Source records:
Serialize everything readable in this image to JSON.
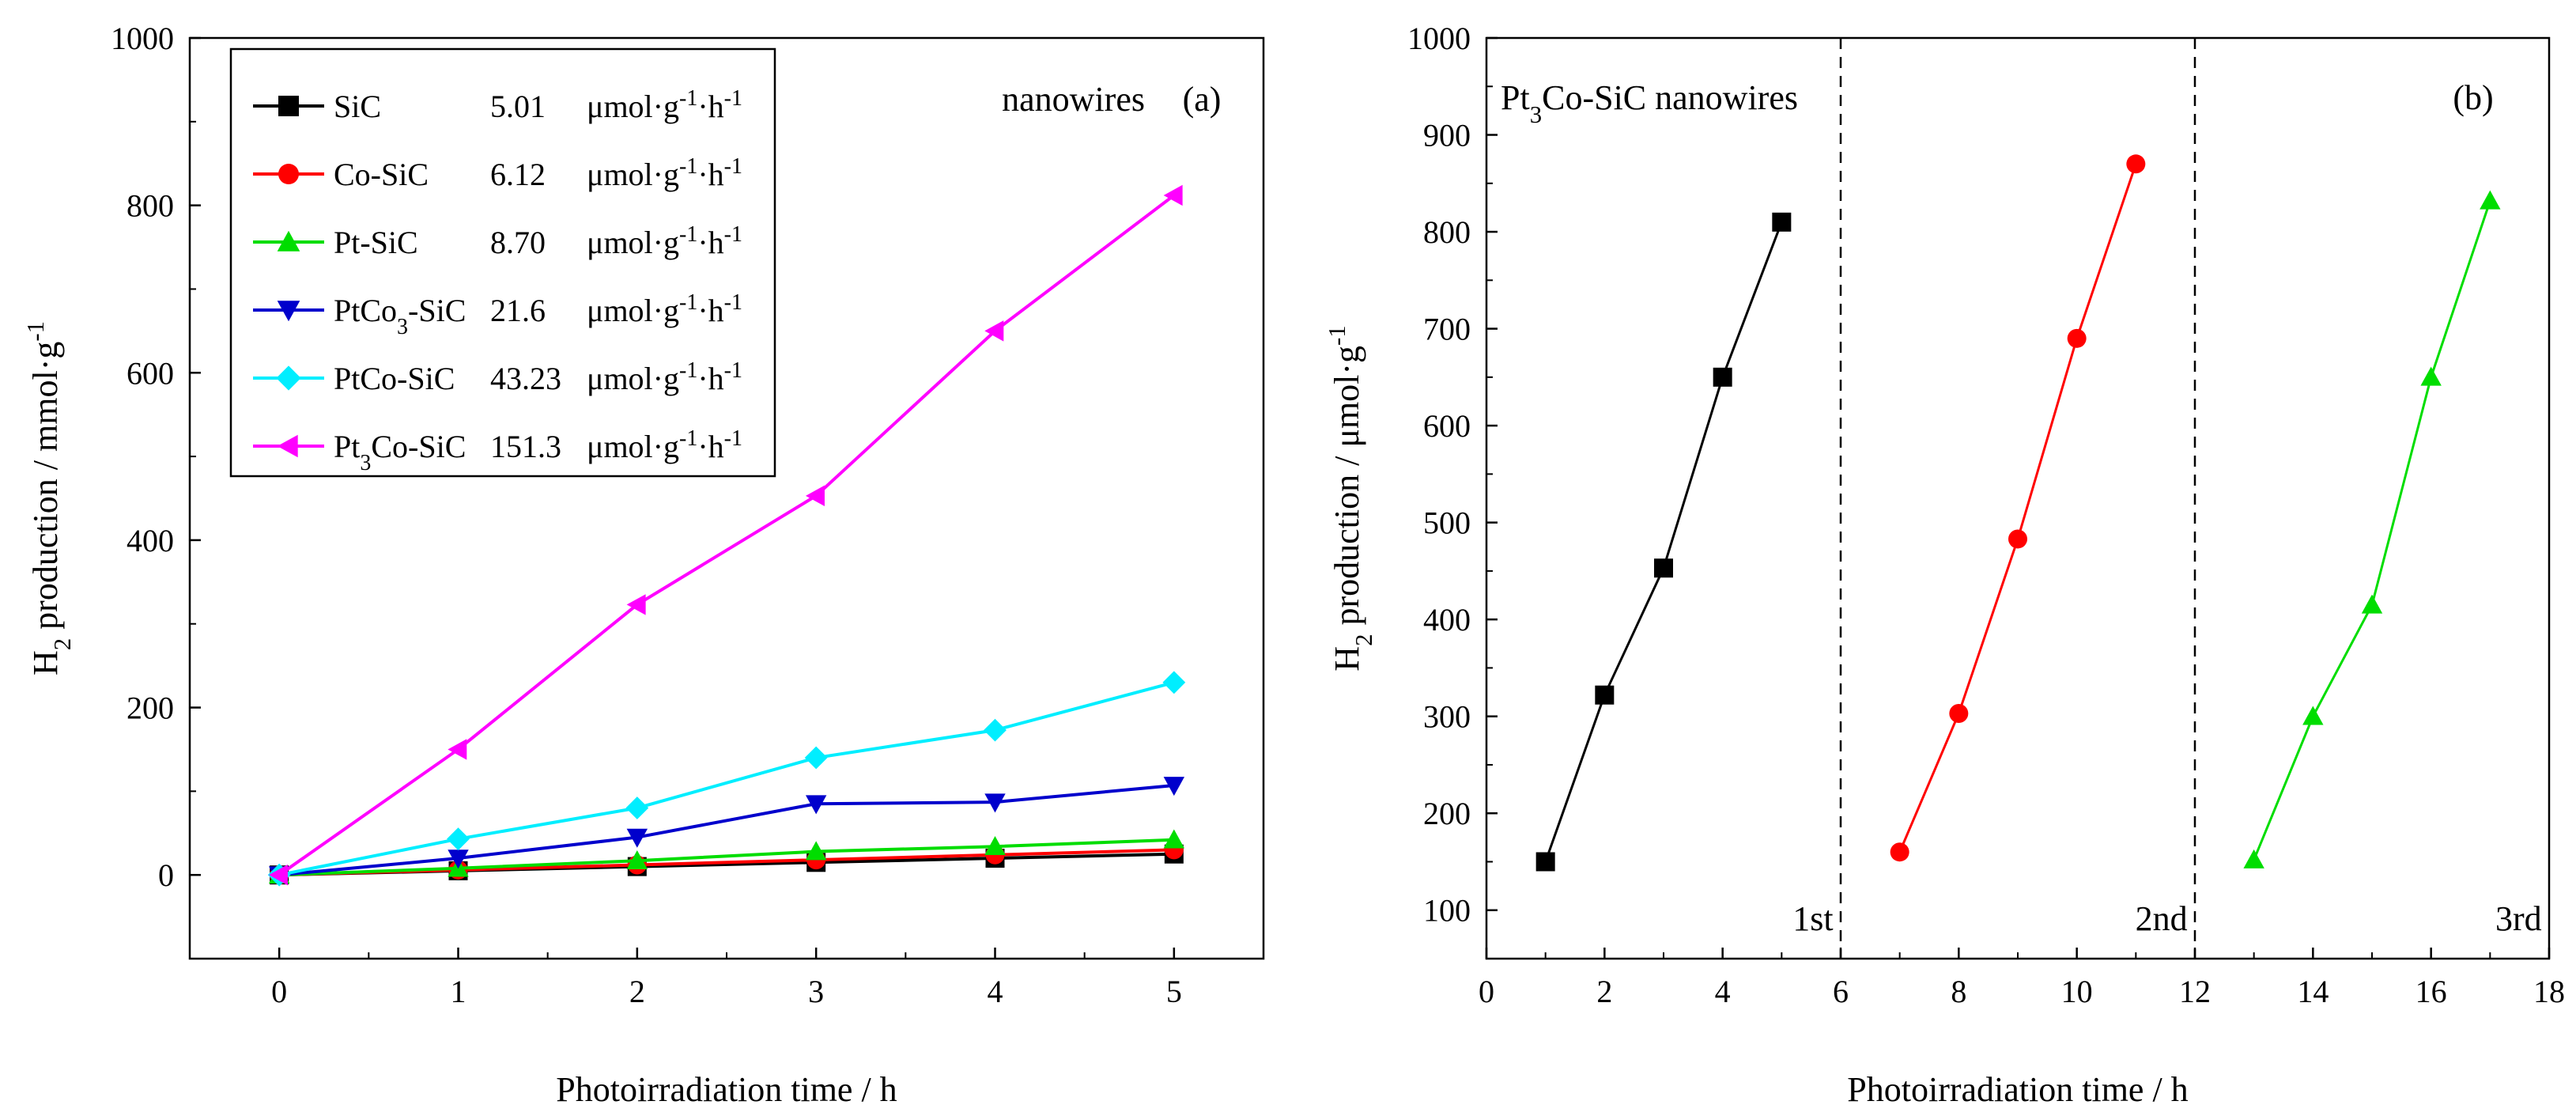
{
  "chart_data": [
    {
      "type": "line",
      "panel_label": "(a)",
      "annotation": "nanowires",
      "xlabel": "Photoirradiation time / h",
      "ylabel": "H2 production / mmol·g-1",
      "xlim": [
        -0.5,
        5.5
      ],
      "ylim": [
        -100,
        1000
      ],
      "xticks": [
        0,
        1,
        2,
        3,
        4,
        5
      ],
      "yticks": [
        0,
        200,
        400,
        600,
        800,
        1000
      ],
      "x": [
        0,
        1,
        2,
        3,
        4,
        5
      ],
      "legend_location": "top-left",
      "series": [
        {
          "name": "SiC",
          "rate": "5.01",
          "unit": "μmol·g-1·h-1",
          "marker": "square",
          "color": "#000000",
          "values": [
            0,
            5,
            10,
            15,
            20,
            25
          ]
        },
        {
          "name": "Co-SiC",
          "rate": "6.12",
          "unit": "μmol·g-1·h-1",
          "marker": "circle",
          "color": "#ff0000",
          "values": [
            0,
            6,
            12,
            18,
            24,
            30
          ]
        },
        {
          "name": "Pt-SiC",
          "rate": "8.70",
          "unit": "μmol·g-1·h-1",
          "marker": "triangle-up",
          "color": "#00dd00",
          "values": [
            0,
            8,
            17,
            28,
            34,
            42
          ]
        },
        {
          "name": "PtCo3-SiC",
          "rate": "21.6",
          "unit": "μmol·g-1·h-1",
          "marker": "triangle-down",
          "color": "#0000cc",
          "values": [
            0,
            20,
            45,
            85,
            87,
            107
          ]
        },
        {
          "name": "PtCo-SiC",
          "rate": "43.23",
          "unit": "μmol·g-1·h-1",
          "marker": "diamond",
          "color": "#00eeff",
          "values": [
            0,
            43,
            80,
            140,
            173,
            230
          ]
        },
        {
          "name": "Pt3Co-SiC",
          "rate": "151.3",
          "unit": "μmol·g-1·h-1",
          "marker": "triangle-left",
          "color": "#ff00ff",
          "values": [
            0,
            150,
            323,
            453,
            650,
            812
          ]
        }
      ]
    },
    {
      "type": "line",
      "panel_label": "(b)",
      "title": "Pt3Co-SiC nanowires",
      "xlabel": "Photoirradiation time / h",
      "ylabel": "H2 production / μmol·g-1",
      "xlim": [
        0,
        18
      ],
      "ylim": [
        50,
        1000
      ],
      "xticks": [
        0,
        2,
        4,
        6,
        8,
        10,
        12,
        14,
        16,
        18
      ],
      "yticks": [
        100,
        200,
        300,
        400,
        500,
        600,
        700,
        800,
        900,
        1000
      ],
      "dividers": [
        6,
        12
      ],
      "cycle_labels": [
        {
          "text": "1st",
          "x": 5.5
        },
        {
          "text": "2nd",
          "x": 11.5
        },
        {
          "text": "3rd",
          "x": 17.5
        }
      ],
      "series": [
        {
          "name": "1st",
          "marker": "square",
          "color": "#000000",
          "x": [
            1,
            2,
            3,
            4,
            5
          ],
          "values": [
            150,
            322,
            453,
            650,
            810
          ]
        },
        {
          "name": "2nd",
          "marker": "circle",
          "color": "#ff0000",
          "x": [
            7,
            8,
            9,
            10,
            11
          ],
          "values": [
            160,
            303,
            483,
            690,
            870
          ]
        },
        {
          "name": "3rd",
          "marker": "triangle-up",
          "color": "#00dd00",
          "x": [
            13,
            14,
            15,
            16,
            17
          ],
          "values": [
            152,
            300,
            415,
            650,
            832
          ]
        }
      ]
    }
  ]
}
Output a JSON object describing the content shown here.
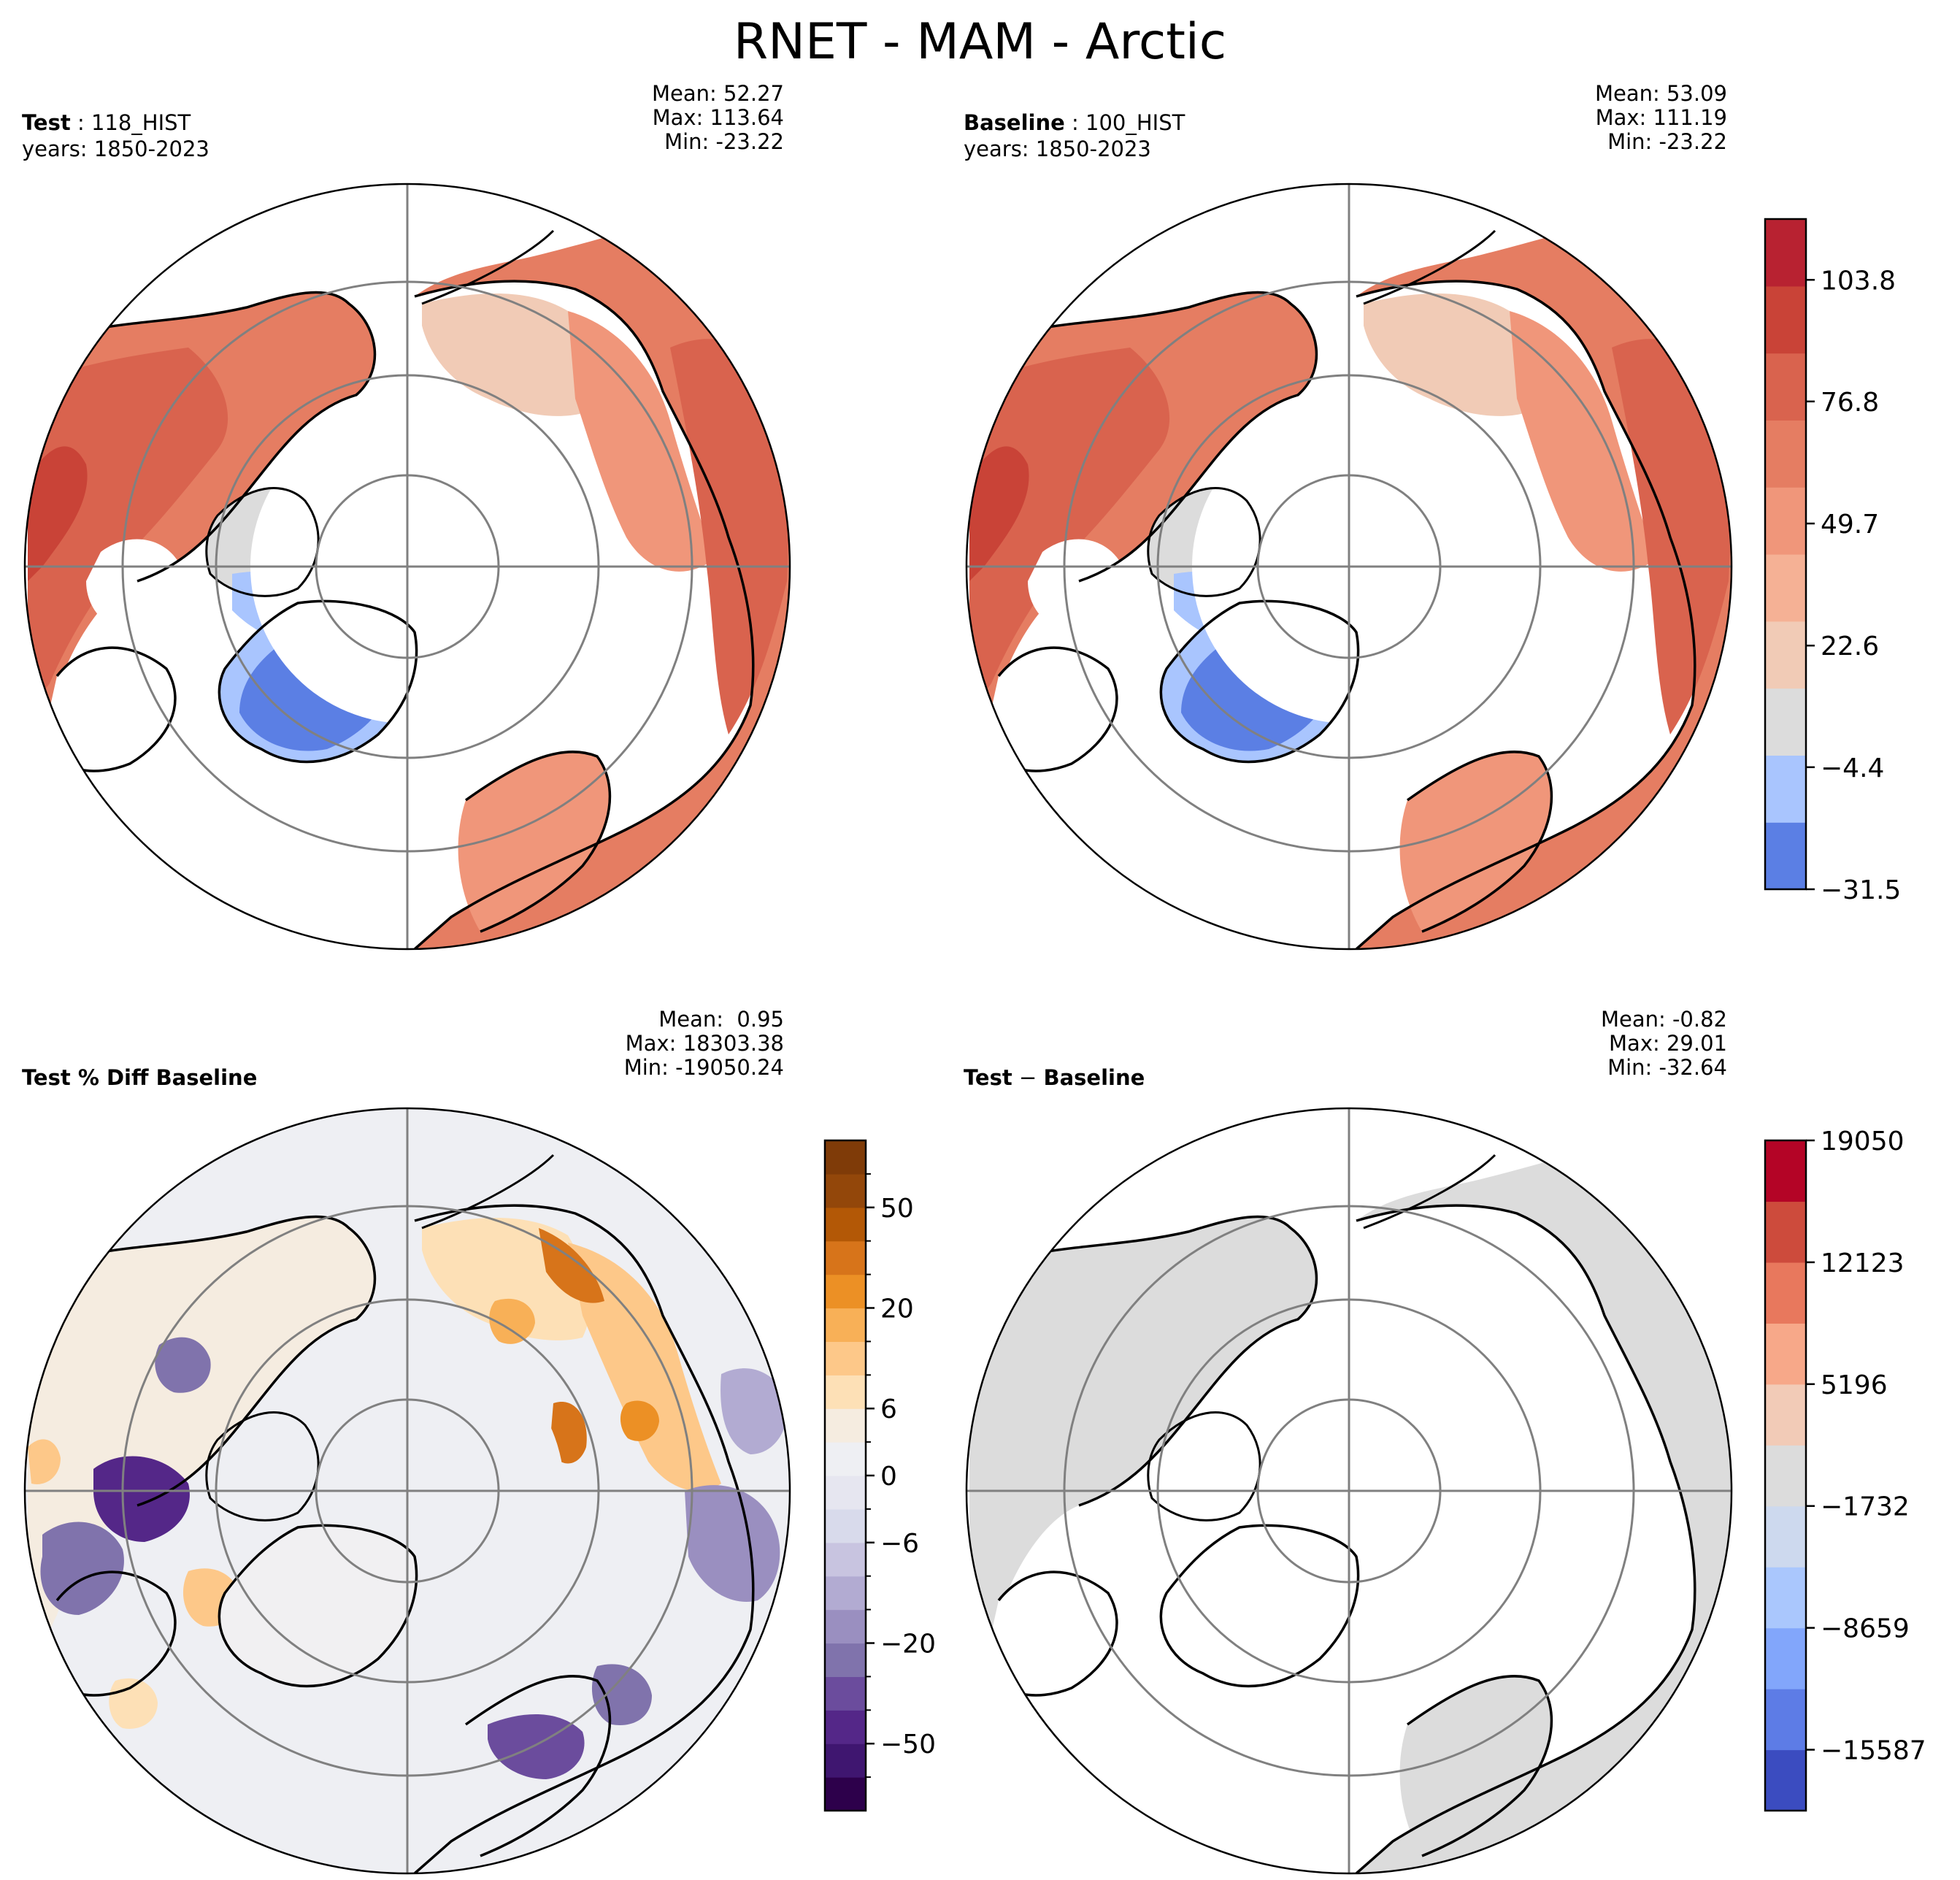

• Short problem: Extract lines where the string "triangle" occurs.

• Answer to this problem:
          "marker": "triangle-up",
          "marker": "triangle-down",
          "marker": "triangle-left",
          "marker": "triangle-up",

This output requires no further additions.